Requirements:
Quote every line below exactly and skip any picture.

Records for this task:
** begin **

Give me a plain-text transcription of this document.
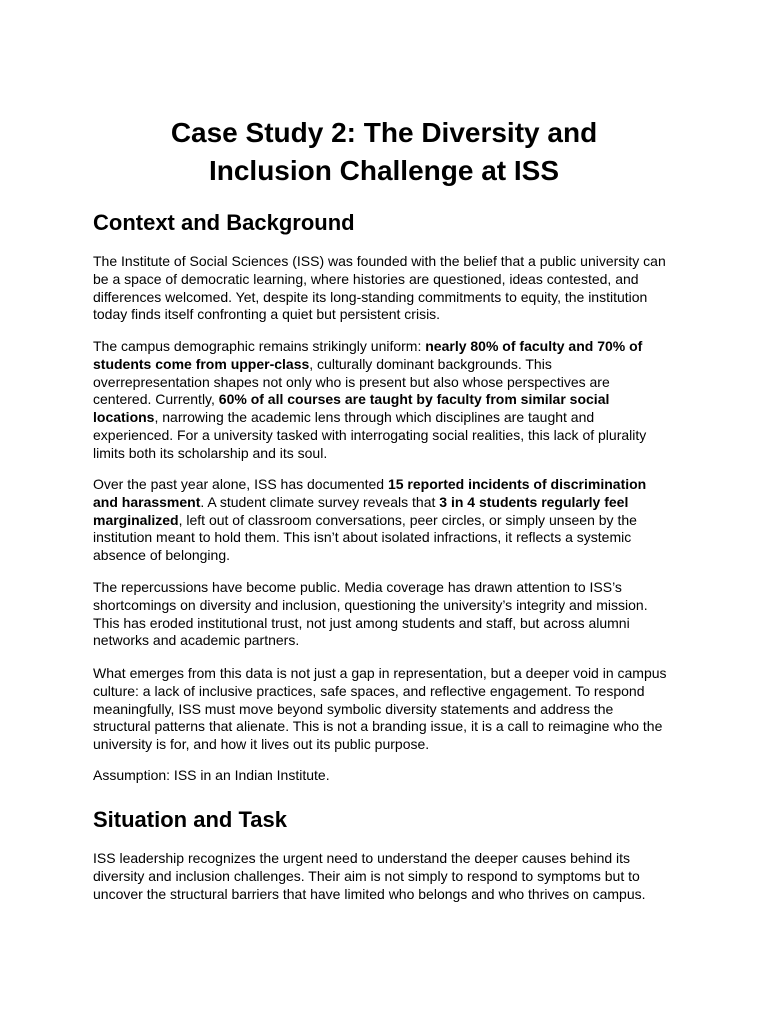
Case Study 2: The Diversity and
Inclusion Challenge at ISS
Context and Background

The Institute of Social Sciences (ISS) was founded with the belief that a public university can
be a space of democratic learning, where histories are questioned, ideas contested, and
differences welcomed. Yet, despite its long-standing commitments to equity, the institution
today finds itself confronting a quiet but persistent crisis.

The campus demographic remains strikingly uniform: nearly 80% of faculty and 70% of
students come from upper-class, culturally dominant backgrounds. This
overrepresentation shapes not only who is present but also whose perspectives are
centered. Currently, 60% of all courses are taught by faculty from similar social
locations, narrowing the academic lens through which disciplines are taught and
experienced. For a university tasked with interrogating social realities, this lack of plurality
limits both its scholarship and its soul.

Over the past year alone, ISS has documented 15 reported incidents of discrimination
and harassment. A student climate survey reveals that 3 in 4 students regularly feel
marginalized, left out of classroom conversations, peer circles, or simply unseen by the
institution meant to hold them. This isn’t about isolated infractions, it reflects a systemic
absence of belonging.

The repercussions have become public. Media coverage has drawn attention to ISS’s
shortcomings on diversity and inclusion, questioning the university’s integrity and mission.
This has eroded institutional trust, not just among students and staff, but across alumni
networks and academic partners.

What emerges from this data is not just a gap in representation, but a deeper void in campus
culture: a lack of inclusive practices, safe spaces, and reflective engagement. To respond
meaningfully, ISS must move beyond symbolic diversity statements and address the
structural patterns that alienate. This is not a branding issue, it is a call to reimagine who the
university is for, and how it lives out its public purpose.

Assumption: ISS in an Indian Institute.

Situation and Task

ISS leadership recognizes the urgent need to understand the deeper causes behind its
diversity and inclusion challenges. Their aim is not simply to respond to symptoms but to
uncover the structural barriers that have limited who belongs and who thrives on campus.
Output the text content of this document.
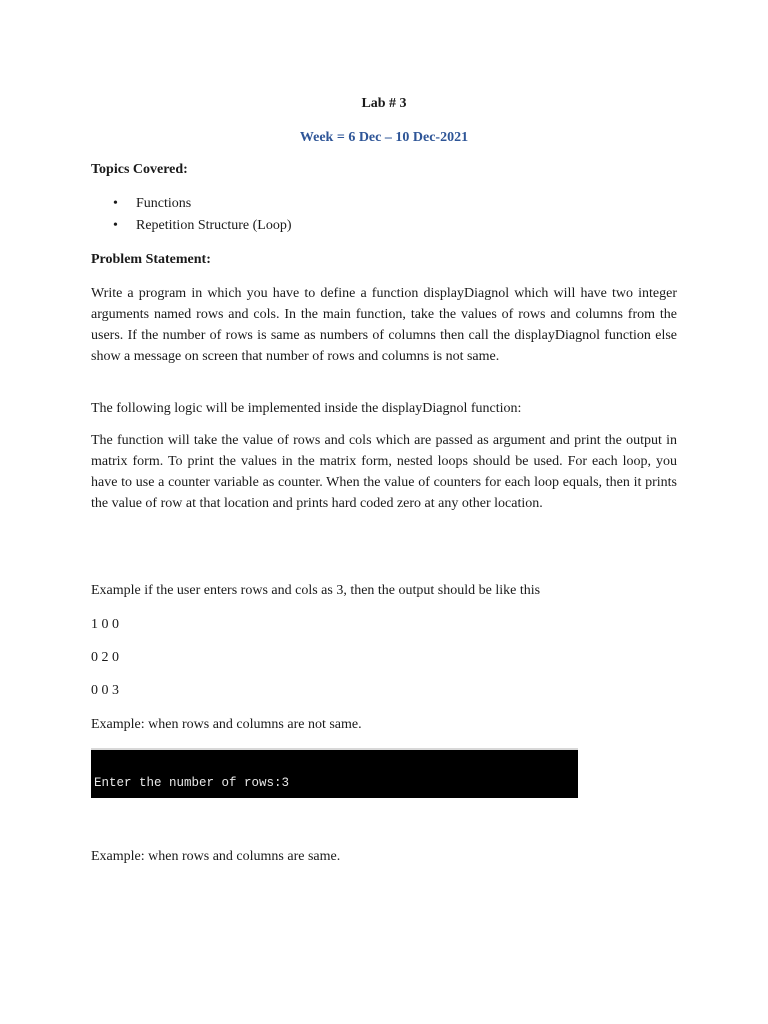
Lab # 3
Week = 6 Dec – 10 Dec-2021
Topics Covered:
• Functions
• Repetition Structure (Loop)
Problem Statement:

Write a program in which you have to define a function displayDiagnol which will have two integer arguments named rows and cols. In the main function, take the values of rows and columns from the users. If the number of rows is same as numbers of columns then call the displayDiagnol function else show a message on screen that number of rows and columns is not same.

The following logic will be implemented inside the displayDiagnol function:

The function will take the value of rows and cols which are passed as argument and print the output in matrix form. To print the values in the matrix form, nested loops should be used. For each loop, you have to use a counter variable as counter. When the value of counters for each loop equals, then it prints the value of row at that location and prints hard coded zero at any other location.

Example if the user enters rows and cols as 3, then the output should be like this

1 0 0

0 2 0

0 0 3

Example: when rows and columns are not same.

Enter the number of rows:3

Example: when rows and columns are same.
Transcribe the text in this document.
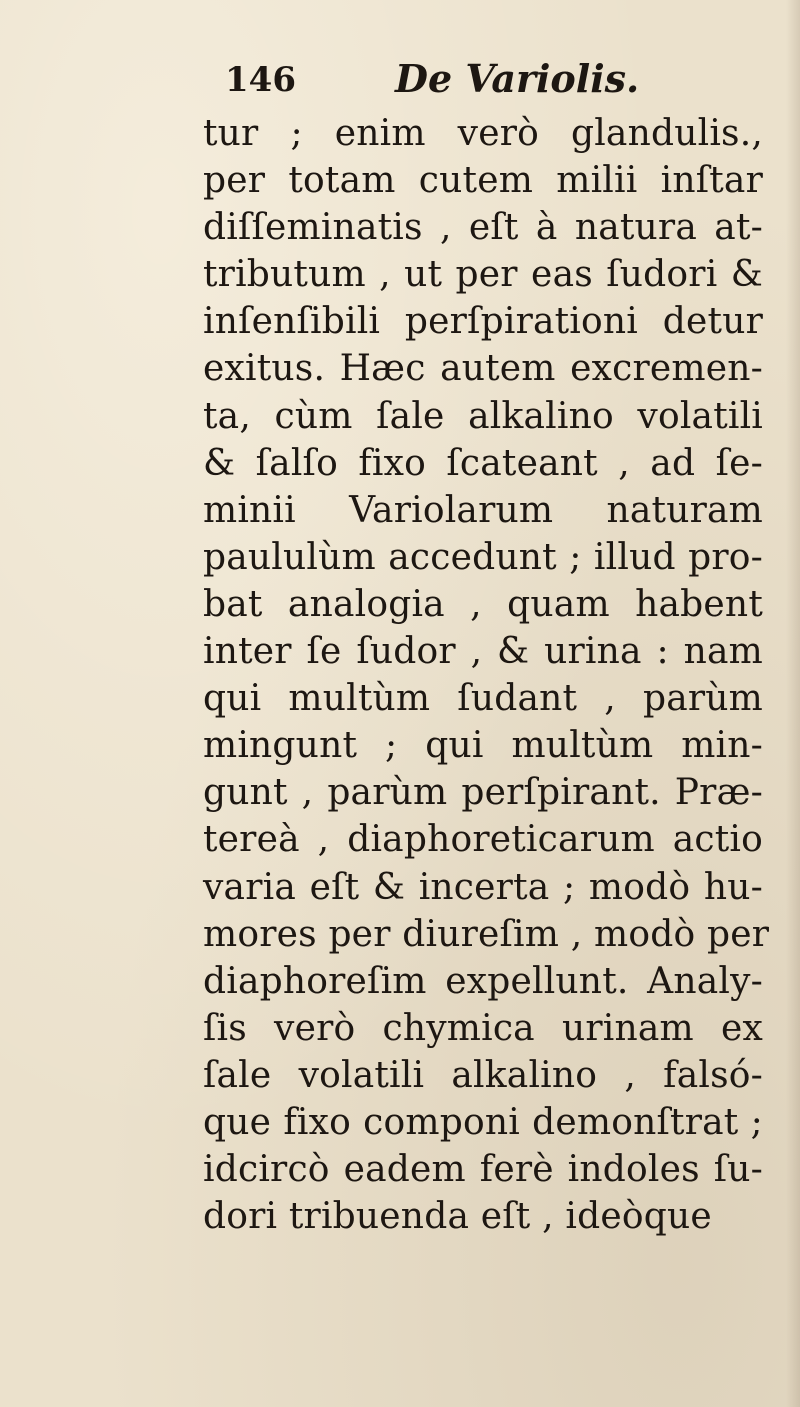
146	De Variolis.
tur ; enim verò glandulis.,
per totam cutem milii inſtar
diſſeminatis , eſt à natura at-
tributum , ut per eas ſudori &
inſenſibili perſpirationi detur
exitus. Hæc autem excremen-
ta, cùm ſale alkalino volatili
& ſalſo fixo ſcateant , ad ſe-
minii Variolarum naturam
paululùm accedunt ; illud pro-
bat analogia , quam habent
inter ſe ſudor , & urina : nam
qui multùm ſudant , parùm
mingunt ; qui multùm min-
gunt , parùm perſpirant. Præ-
tereà , diaphoreticarum actio
varia eſt & incerta ; modò hu-
mores per diureſim , modò per
diaphoreſim expellunt. Analy-
ſis verò chymica urinam ex
ſale volatili alkalino , falsó-
que fixo componi demonſtrat ;
idcircò eadem ferè indoles ſu-
dori tribuenda eſt , ideòque
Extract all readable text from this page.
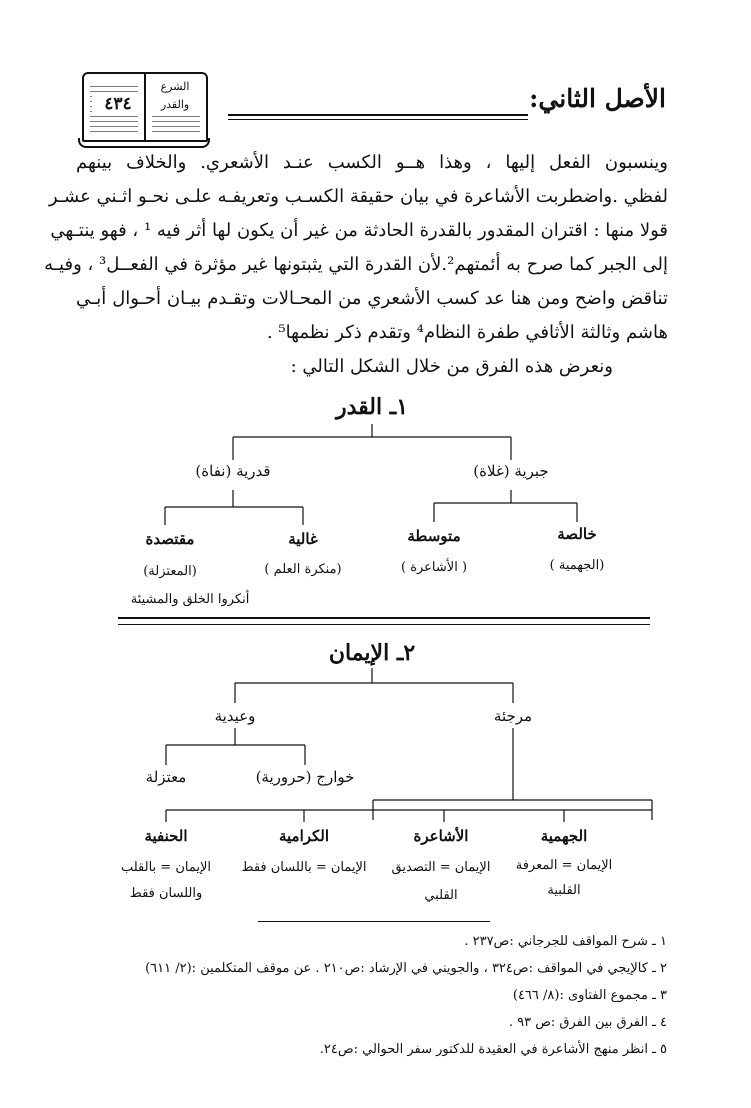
٤٣٤
الشرع
والقدر	الأصل الثاني:
وينسبون الفعل إليها ، وهذا هــو الكسب عنـد الأشعري. والخلاف بينهم
لفظي .واضطربت الأشاعرة في بيان حقيقة الكسـب وتعريفـه علـى نحـو اثـني عشـر
قولا منها : اقتران المقدور بالقدرة الحادثة من غير أن يكون لها أثر فيه ¹ ، فهو ينتـهي
إلى الجبر كما صرح به أئمتهم².لأن القدرة التي يثبتونها غير مؤثرة في الفعــل³ ، وفيـه
تناقض واضح ومن هنا عد كسب الأشعري من المحـالات وتقـدم بيـان أحـوال أبـي
هاشم وثالثة الأثافي طفرة النظام⁴ وتقدم ذكر نظمها⁵ .
ونعرض هذه الفرق من خلال الشكل التالي :
١ـ القدر
جبرية (غلاة)
قدرية (نفاة)
خالصة
(الجهمية )
متوسطة
( الأشاعرة )
غالية
(منكرة العلم )
مقتصدة
(المعتزلة)
أنكروا الخلق والمشيئة
٢ـ الإيمان
مرجئة
وعيدية
خوارج (حرورية)
معتزلة
الجهمية
الإيمان = المعرفة
القلبية
الأشاعرة
الإيمان = التصديق
القلبي
الكرامية
الإيمان = باللسان فقط
الحنفية
الإيمان = بالقلب
واللسان فقط
١ ـ شرح المواقف للجرجاني :ص٢٣٧ .
٢ ـ كالإيجي في المواقف :ص٣٢٤ ، والجويني في الإرشاد :ص٢١٠ . عن موقف المتكلمين :(٢/ ٦١١)
٣ ـ مجموع الفتاوى :(٨/ ٤٦٦)
٤ ـ الفرق بين الفرق :ص ٩٣ .
٥ ـ انظر منهج الأشاعرة في العقيدة للدكتور سفر الحوالي :ص٢٤.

** end **

Solved exercise:
Give me a plain-text transcription of this document.
Case Study 2: The Diversity and
Inclusion Challenge at ISS
Context and Background

The Institute of Social Sciences (ISS) was founded with the belief that a public university can
be a space of democratic learning, where histories are questioned, ideas contested, and
differences welcomed. Yet, despite its long-standing commitments to equity, the institution
today finds itself confronting a quiet but persistent crisis.

The campus demographic remains strikingly uniform: nearly 80% of faculty and 70% of
students come from upper-class, culturally dominant backgrounds. This
overrepresentation shapes not only who is present but also whose perspectives are
centered. Currently, 60% of all courses are taught by faculty from similar social
locations, narrowing the academic lens through which disciplines are taught and
experienced. For a university tasked with interrogating social realities, this lack of plurality
limits both its scholarship and its soul.

Over the past year alone, ISS has documented 15 reported incidents of discrimination
and harassment. A student climate survey reveals that 3 in 4 students regularly feel
marginalized, left out of classroom conversations, peer circles, or simply unseen by the
institution meant to hold them. This isn’t about isolated infractions, it reflects a systemic
absence of belonging.

The repercussions have become public. Media coverage has drawn attention to ISS’s
shortcomings on diversity and inclusion, questioning the university’s integrity and mission.
This has eroded institutional trust, not just among students and staff, but across alumni
networks and academic partners.

What emerges from this data is not just a gap in representation, but a deeper void in campus
culture: a lack of inclusive practices, safe spaces, and reflective engagement. To respond
meaningfully, ISS must move beyond symbolic diversity statements and address the
structural patterns that alienate. This is not a branding issue, it is a call to reimagine who the
university is for, and how it lives out its public purpose.

Assumption: ISS in an Indian Institute.

Situation and Task

ISS leadership recognizes the urgent need to understand the deeper causes behind its
diversity and inclusion challenges. Their aim is not simply to respond to symptoms but to
uncover the structural barriers that have limited who belongs and who thrives on campus.
Output the text content of this document.
Lab # 3
Week = 6 Dec – 10 Dec-2021
Topics Covered:
• Functions
• Repetition Structure (Loop)
Problem Statement:

Write a program in which you have to define a function displayDiagnol which will have two integer arguments named rows and cols. In the main function, take the values of rows and columns from the users. If the number of rows is same as numbers of columns then call the displayDiagnol function else show a message on screen that number of rows and columns is not same.

The following logic will be implemented inside the displayDiagnol function:

The function will take the value of rows and cols which are passed as argument and print the output in matrix form. To print the values in the matrix form, nested loops should be used. For each loop, you have to use a counter variable as counter. When the value of counters for each loop equals, then it prints the value of row at that location and prints hard coded zero at any other location.

Example if the user enters rows and cols as 3, then the output should be like this

1 0 0

0 2 0

0 0 3

Example: when rows and columns are not same.

Enter the number of rows:3

Example: when rows and columns are same.
Transcribe the text in this document.
146	De Variolis.
tur ; enim verò glandulis.,
per totam cutem milii inſtar
diſſeminatis , eſt à natura at-
tributum , ut per eas ſudori &
inſenſibili perſpirationi detur
exitus. Hæc autem excremen-
ta, cùm ſale alkalino volatili
& ſalſo fixo ſcateant , ad ſe-
minii Variolarum naturam
paululùm accedunt ; illud pro-
bat analogia , quam habent
inter ſe ſudor , & urina : nam
qui multùm ſudant , parùm
mingunt ; qui multùm min-
gunt , parùm perſpirant. Præ-
tereà , diaphoreticarum actio
varia eſt & incerta ; modò hu-
mores per diureſim , modò per
diaphoreſim expellunt. Analy-
ſis verò chymica urinam ex
ſale volatili alkalino , falsó-
que fixo componi demonſtrat ;
idcircò eadem ferè indoles ſu-
dori tribuenda eſt , ideòque
Extract all readable text from this page.
٤٣٤
الشرع
والقدر	الأصل الثاني:
وينسبون الفعل إليها ، وهذا هــو الكسب عنـد الأشعري. والخلاف بينهم
لفظي .واضطربت الأشاعرة في بيان حقيقة الكسـب وتعريفـه علـى نحـو اثـني عشـر
قولا منها : اقتران المقدور بالقدرة الحادثة من غير أن يكون لها أثر فيه ¹ ، فهو ينتـهي
إلى الجبر كما صرح به أئمتهم².لأن القدرة التي يثبتونها غير مؤثرة في الفعــل³ ، وفيـه
تناقض واضح ومن هنا عد كسب الأشعري من المحـالات وتقـدم بيـان أحـوال أبـي
هاشم وثالثة الأثافي طفرة النظام⁴ وتقدم ذكر نظمها⁵ .
ونعرض هذه الفرق من خلال الشكل التالي :
١ـ القدر
جبرية (غلاة)
قدرية (نفاة)
خالصة
(الجهمية )
متوسطة
( الأشاعرة )
غالية
(منكرة العلم )
مقتصدة
(المعتزلة)
أنكروا الخلق والمشيئة
٢ـ الإيمان
مرجئة
وعيدية
خوارج (حرورية)
معتزلة
الجهمية
الإيمان = المعرفة
القلبية
الأشاعرة
الإيمان = التصديق
القلبي
الكرامية
الإيمان = باللسان فقط
الحنفية
الإيمان = بالقلب
واللسان فقط
١ ـ شرح المواقف للجرجاني :ص٢٣٧ .
٢ ـ كالإيجي في المواقف :ص٣٢٤ ، والجويني في الإرشاد :ص٢١٠ . عن موقف المتكلمين :(٢/ ٦١١)
٣ ـ مجموع الفتاوى :(٨/ ٤٦٦)
٤ ـ الفرق بين الفرق :ص ٩٣ .
٥ ـ انظر منهج الأشاعرة في العقيدة للدكتور سفر الحوالي :ص٢٤.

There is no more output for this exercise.